What is needed: Collect every line in the records below that contains the word "Блестящие".
---------------
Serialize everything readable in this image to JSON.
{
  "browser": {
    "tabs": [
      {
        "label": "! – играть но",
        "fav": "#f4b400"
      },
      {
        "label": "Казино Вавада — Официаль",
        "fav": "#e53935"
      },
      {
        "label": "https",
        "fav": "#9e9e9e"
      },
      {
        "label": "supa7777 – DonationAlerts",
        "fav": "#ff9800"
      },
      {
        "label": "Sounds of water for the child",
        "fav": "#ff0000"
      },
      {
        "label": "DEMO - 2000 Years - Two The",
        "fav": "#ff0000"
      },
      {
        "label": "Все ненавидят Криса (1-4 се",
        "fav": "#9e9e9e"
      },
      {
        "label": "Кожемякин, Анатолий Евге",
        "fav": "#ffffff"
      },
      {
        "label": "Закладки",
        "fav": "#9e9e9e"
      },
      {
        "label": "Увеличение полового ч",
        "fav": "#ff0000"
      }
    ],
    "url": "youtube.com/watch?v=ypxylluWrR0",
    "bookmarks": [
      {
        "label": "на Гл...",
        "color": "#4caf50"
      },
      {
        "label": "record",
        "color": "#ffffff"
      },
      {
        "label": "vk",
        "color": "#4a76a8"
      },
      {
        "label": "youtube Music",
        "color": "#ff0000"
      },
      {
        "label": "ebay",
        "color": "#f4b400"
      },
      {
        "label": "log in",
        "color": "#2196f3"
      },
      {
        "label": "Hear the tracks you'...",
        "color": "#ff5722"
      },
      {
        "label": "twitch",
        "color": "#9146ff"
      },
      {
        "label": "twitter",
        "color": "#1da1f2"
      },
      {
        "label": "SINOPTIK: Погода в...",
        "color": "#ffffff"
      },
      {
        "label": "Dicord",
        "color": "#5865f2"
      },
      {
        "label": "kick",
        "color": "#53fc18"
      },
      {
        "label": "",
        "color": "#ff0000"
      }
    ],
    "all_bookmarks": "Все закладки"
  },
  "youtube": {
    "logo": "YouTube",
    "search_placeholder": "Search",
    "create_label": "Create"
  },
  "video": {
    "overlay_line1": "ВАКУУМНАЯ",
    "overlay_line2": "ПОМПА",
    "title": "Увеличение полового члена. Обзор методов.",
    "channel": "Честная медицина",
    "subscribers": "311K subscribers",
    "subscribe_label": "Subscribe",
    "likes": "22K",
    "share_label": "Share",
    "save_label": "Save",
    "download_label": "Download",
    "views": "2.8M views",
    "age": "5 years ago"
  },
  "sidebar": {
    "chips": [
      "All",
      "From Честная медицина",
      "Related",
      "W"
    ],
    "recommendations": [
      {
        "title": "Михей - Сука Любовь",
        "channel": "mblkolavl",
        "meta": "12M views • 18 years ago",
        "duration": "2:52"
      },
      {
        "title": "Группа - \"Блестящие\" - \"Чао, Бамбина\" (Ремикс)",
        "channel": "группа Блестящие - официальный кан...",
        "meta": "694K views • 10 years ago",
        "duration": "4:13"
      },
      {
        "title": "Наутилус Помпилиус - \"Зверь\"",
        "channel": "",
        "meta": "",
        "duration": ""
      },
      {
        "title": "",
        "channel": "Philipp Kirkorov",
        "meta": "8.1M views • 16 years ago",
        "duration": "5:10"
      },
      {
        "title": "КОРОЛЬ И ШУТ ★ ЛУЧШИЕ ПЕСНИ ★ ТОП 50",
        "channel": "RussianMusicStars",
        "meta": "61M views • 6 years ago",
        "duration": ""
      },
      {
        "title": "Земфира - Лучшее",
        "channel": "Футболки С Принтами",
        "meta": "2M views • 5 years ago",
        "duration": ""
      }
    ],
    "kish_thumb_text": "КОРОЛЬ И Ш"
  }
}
---------------
Answer in full:
        "title": "Группа - \"Блестящие\" - \"Чао, Бамбина\" (Ремикс)",
        "channel": "группа Блестящие - официальный кан...",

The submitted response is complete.